Exercise brief: Report only the number of lines in the records that contain the word "ffffff".

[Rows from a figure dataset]
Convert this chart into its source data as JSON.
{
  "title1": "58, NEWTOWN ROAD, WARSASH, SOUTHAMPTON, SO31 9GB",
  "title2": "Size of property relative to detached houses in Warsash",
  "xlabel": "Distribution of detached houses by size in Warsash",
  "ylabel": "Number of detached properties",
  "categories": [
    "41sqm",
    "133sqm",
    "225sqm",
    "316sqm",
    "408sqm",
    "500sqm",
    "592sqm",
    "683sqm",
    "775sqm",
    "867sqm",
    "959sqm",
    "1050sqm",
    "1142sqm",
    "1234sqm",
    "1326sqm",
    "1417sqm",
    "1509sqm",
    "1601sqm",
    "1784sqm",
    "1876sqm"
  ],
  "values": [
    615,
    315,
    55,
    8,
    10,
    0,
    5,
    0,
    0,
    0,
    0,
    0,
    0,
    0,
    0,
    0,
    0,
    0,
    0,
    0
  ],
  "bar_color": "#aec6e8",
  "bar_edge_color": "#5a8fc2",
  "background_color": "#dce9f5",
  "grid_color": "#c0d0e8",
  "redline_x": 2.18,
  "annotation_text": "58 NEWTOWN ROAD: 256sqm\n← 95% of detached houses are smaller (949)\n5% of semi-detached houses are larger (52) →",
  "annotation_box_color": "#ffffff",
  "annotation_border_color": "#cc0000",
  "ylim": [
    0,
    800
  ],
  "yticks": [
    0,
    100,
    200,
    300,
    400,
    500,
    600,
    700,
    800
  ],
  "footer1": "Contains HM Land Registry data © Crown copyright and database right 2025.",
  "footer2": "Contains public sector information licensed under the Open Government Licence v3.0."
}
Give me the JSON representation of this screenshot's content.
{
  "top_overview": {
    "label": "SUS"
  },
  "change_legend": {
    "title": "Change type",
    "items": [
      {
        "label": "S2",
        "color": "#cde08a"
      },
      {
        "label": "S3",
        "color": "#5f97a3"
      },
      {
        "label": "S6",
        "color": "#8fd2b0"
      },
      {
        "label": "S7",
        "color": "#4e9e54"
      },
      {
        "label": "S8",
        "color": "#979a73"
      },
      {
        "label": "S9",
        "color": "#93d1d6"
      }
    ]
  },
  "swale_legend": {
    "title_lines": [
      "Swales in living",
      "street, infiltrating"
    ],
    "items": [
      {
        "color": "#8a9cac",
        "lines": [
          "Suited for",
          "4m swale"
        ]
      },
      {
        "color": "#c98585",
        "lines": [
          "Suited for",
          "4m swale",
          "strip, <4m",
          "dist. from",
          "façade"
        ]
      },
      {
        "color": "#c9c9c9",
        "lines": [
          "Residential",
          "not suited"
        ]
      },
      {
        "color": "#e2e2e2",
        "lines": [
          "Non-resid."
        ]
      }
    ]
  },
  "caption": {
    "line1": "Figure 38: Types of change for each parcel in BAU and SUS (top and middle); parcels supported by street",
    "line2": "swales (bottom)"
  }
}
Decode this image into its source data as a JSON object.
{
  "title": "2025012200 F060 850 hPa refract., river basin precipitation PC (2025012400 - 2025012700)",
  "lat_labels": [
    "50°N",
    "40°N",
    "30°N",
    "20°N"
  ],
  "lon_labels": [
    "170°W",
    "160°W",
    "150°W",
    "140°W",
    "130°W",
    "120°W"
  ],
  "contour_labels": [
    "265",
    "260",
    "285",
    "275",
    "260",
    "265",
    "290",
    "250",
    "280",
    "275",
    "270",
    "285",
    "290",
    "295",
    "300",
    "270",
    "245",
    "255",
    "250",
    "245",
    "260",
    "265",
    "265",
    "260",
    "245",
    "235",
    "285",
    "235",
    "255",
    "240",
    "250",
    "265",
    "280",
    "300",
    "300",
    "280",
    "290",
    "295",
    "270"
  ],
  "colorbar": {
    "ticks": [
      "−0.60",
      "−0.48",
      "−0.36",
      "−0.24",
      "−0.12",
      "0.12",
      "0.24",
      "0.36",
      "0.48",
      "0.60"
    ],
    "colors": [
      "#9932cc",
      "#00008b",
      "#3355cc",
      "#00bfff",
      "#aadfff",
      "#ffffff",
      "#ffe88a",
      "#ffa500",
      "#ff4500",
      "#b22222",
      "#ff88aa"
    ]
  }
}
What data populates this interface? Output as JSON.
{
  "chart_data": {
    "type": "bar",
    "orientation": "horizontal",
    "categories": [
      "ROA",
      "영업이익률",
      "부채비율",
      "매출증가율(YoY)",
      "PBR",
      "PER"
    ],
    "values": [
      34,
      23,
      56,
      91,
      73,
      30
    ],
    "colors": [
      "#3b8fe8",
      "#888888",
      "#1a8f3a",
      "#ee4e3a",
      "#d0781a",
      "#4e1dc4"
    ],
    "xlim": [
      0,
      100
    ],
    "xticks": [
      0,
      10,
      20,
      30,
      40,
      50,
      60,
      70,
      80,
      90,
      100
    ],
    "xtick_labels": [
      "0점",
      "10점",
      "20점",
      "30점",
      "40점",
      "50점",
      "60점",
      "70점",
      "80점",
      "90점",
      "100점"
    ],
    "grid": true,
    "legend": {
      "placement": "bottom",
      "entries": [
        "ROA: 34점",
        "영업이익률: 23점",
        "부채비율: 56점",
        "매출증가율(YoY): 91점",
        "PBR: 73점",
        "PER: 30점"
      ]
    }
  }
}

Output for this exercise: 2